### DATASET

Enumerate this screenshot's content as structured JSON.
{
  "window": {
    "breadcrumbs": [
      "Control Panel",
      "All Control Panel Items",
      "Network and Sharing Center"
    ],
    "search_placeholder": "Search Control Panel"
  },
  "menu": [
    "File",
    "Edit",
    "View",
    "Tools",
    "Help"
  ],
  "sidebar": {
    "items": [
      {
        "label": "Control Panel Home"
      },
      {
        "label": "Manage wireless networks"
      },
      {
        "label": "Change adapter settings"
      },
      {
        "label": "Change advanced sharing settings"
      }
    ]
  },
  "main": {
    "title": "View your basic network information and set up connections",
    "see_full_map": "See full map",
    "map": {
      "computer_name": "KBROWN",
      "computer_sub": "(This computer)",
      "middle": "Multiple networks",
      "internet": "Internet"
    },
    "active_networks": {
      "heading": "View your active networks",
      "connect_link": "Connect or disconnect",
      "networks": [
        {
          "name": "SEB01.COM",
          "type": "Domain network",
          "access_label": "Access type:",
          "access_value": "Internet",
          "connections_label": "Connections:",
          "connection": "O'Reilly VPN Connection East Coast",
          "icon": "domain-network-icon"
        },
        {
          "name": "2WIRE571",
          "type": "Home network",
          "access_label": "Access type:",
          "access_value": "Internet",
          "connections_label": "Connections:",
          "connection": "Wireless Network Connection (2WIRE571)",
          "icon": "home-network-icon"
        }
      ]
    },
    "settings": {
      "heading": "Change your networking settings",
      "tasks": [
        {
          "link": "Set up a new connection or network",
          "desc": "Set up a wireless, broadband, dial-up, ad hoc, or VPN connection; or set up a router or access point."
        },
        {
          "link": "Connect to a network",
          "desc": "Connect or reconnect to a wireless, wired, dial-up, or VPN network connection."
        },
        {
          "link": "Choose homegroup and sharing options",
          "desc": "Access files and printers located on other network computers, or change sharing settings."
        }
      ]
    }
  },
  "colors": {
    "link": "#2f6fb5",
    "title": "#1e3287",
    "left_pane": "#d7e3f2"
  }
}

### STATED GOAL
Please repeat the material above, word for word and in full.

### SOLUTION FOR THIS EXERCISE
Enumerate this screenshot's content as structured JSON.
{
  "window": {
    "breadcrumbs": [
      "Control Panel",
      "All Control Panel Items",
      "Network and Sharing Center"
    ],
    "search_placeholder": "Search Control Panel"
  },
  "menu": [
    "File",
    "Edit",
    "View",
    "Tools",
    "Help"
  ],
  "sidebar": {
    "items": [
      {
        "label": "Control Panel Home"
      },
      {
        "label": "Manage wireless networks"
      },
      {
        "label": "Change adapter settings"
      },
      {
        "label": "Change advanced sharing settings"
      }
    ]
  },
  "main": {
    "title": "View your basic network information and set up connections",
    "see_full_map": "See full map",
    "map": {
      "computer_name": "KBROWN",
      "computer_sub": "(This computer)",
      "middle": "Multiple networks",
      "internet": "Internet"
    },
    "active_networks": {
      "heading": "View your active networks",
      "connect_link": "Connect or disconnect",
      "networks": [
        {
          "name": "SEB01.COM",
          "type": "Domain network",
          "access_label": "Access type:",
          "access_value": "Internet",
          "connections_label": "Connections:",
          "connection": "O'Reilly VPN Connection East Coast",
          "icon": "domain-network-icon"
        },
        {
          "name": "2WIRE571",
          "type": "Home network",
          "access_label": "Access type:",
          "access_value": "Internet",
          "connections_label": "Connections:",
          "connection": "Wireless Network Connection (2WIRE571)",
          "icon": "home-network-icon"
        }
      ]
    },
    "settings": {
      "heading": "Change your networking settings",
      "tasks": [
        {
          "link": "Set up a new connection or network",
          "desc": "Set up a wireless, broadband, dial-up, ad hoc, or VPN connection; or set up a router or access point."
        },
        {
          "link": "Connect to a network",
          "desc": "Connect or reconnect to a wireless, wired, dial-up, or VPN network connection."
        },
        {
          "link": "Choose homegroup and sharing options",
          "desc": "Access files and printers located on other network computers, or change sharing settings."
        }
      ]
    }
  },
  "colors": {
    "link": "#2f6fb5",
    "title": "#1e3287",
    "left_pane": "#d7e3f2"
  }
}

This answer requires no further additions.